Start of The input

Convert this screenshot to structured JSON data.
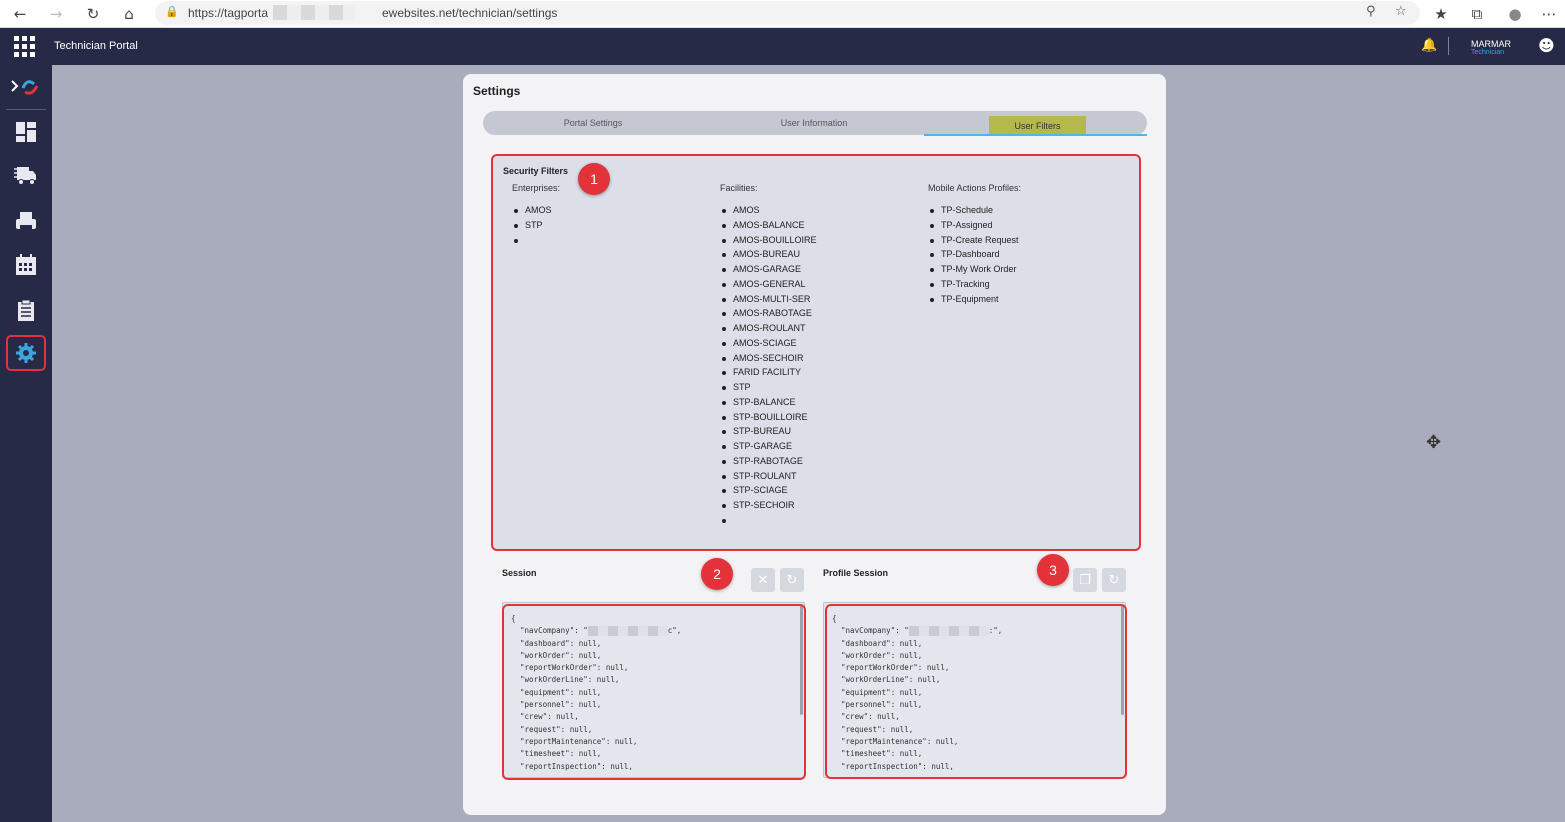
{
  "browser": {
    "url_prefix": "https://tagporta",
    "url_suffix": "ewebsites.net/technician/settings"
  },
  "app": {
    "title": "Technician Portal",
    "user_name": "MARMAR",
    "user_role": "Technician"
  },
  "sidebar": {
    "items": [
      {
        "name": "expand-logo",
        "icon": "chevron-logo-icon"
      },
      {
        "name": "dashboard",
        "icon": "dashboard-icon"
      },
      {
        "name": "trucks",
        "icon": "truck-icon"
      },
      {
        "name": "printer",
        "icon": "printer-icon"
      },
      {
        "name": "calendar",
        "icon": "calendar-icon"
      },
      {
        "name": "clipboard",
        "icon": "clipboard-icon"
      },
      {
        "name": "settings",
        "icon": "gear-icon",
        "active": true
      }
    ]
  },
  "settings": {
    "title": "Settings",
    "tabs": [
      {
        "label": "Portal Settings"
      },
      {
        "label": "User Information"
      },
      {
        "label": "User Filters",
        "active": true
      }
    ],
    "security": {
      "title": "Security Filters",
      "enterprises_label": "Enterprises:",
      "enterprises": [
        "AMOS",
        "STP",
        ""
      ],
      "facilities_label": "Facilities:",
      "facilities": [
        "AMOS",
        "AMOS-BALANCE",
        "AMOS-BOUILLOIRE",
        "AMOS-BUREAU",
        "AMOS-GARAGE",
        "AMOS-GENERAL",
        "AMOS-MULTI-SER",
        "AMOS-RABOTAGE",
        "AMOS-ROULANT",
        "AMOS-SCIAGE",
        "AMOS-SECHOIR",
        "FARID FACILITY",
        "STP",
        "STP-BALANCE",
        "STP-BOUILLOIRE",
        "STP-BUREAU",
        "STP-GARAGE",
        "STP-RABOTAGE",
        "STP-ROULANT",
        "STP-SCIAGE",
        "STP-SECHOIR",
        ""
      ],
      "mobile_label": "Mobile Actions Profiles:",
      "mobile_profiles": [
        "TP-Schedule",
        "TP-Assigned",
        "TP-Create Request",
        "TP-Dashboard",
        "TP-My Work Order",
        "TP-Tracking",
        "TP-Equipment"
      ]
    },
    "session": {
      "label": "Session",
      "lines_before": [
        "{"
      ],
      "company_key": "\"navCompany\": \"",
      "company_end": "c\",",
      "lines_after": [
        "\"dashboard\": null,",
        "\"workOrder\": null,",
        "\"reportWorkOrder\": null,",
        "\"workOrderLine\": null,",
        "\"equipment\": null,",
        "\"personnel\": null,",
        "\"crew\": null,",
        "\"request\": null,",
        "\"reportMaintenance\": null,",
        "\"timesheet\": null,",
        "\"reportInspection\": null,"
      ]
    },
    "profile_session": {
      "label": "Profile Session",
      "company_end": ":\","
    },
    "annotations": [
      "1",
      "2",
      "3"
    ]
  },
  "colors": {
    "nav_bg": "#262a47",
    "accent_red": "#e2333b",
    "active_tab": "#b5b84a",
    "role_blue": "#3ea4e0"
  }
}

End of The input

● Aim
Return the entries unchanged, save for the pictures, which do not belong in the copy.

● Answer for the task
Convert this screenshot to structured JSON data.
{
  "browser": {
    "url_prefix": "https://tagporta",
    "url_suffix": "ewebsites.net/technician/settings"
  },
  "app": {
    "title": "Technician Portal",
    "user_name": "MARMAR",
    "user_role": "Technician"
  },
  "sidebar": {
    "items": [
      {
        "name": "expand-logo",
        "icon": "chevron-logo-icon"
      },
      {
        "name": "dashboard",
        "icon": "dashboard-icon"
      },
      {
        "name": "trucks",
        "icon": "truck-icon"
      },
      {
        "name": "printer",
        "icon": "printer-icon"
      },
      {
        "name": "calendar",
        "icon": "calendar-icon"
      },
      {
        "name": "clipboard",
        "icon": "clipboard-icon"
      },
      {
        "name": "settings",
        "icon": "gear-icon",
        "active": true
      }
    ]
  },
  "settings": {
    "title": "Settings",
    "tabs": [
      {
        "label": "Portal Settings"
      },
      {
        "label": "User Information"
      },
      {
        "label": "User Filters",
        "active": true
      }
    ],
    "security": {
      "title": "Security Filters",
      "enterprises_label": "Enterprises:",
      "enterprises": [
        "AMOS",
        "STP",
        ""
      ],
      "facilities_label": "Facilities:",
      "facilities": [
        "AMOS",
        "AMOS-BALANCE",
        "AMOS-BOUILLOIRE",
        "AMOS-BUREAU",
        "AMOS-GARAGE",
        "AMOS-GENERAL",
        "AMOS-MULTI-SER",
        "AMOS-RABOTAGE",
        "AMOS-ROULANT",
        "AMOS-SCIAGE",
        "AMOS-SECHOIR",
        "FARID FACILITY",
        "STP",
        "STP-BALANCE",
        "STP-BOUILLOIRE",
        "STP-BUREAU",
        "STP-GARAGE",
        "STP-RABOTAGE",
        "STP-ROULANT",
        "STP-SCIAGE",
        "STP-SECHOIR",
        ""
      ],
      "mobile_label": "Mobile Actions Profiles:",
      "mobile_profiles": [
        "TP-Schedule",
        "TP-Assigned",
        "TP-Create Request",
        "TP-Dashboard",
        "TP-My Work Order",
        "TP-Tracking",
        "TP-Equipment"
      ]
    },
    "session": {
      "label": "Session",
      "lines_before": [
        "{"
      ],
      "company_key": "\"navCompany\": \"",
      "company_end": "c\",",
      "lines_after": [
        "\"dashboard\": null,",
        "\"workOrder\": null,",
        "\"reportWorkOrder\": null,",
        "\"workOrderLine\": null,",
        "\"equipment\": null,",
        "\"personnel\": null,",
        "\"crew\": null,",
        "\"request\": null,",
        "\"reportMaintenance\": null,",
        "\"timesheet\": null,",
        "\"reportInspection\": null,"
      ]
    },
    "profile_session": {
      "label": "Profile Session",
      "company_end": ":\","
    },
    "annotations": [
      "1",
      "2",
      "3"
    ]
  },
  "colors": {
    "nav_bg": "#262a47",
    "accent_red": "#e2333b",
    "active_tab": "#b5b84a",
    "role_blue": "#3ea4e0"
  }
}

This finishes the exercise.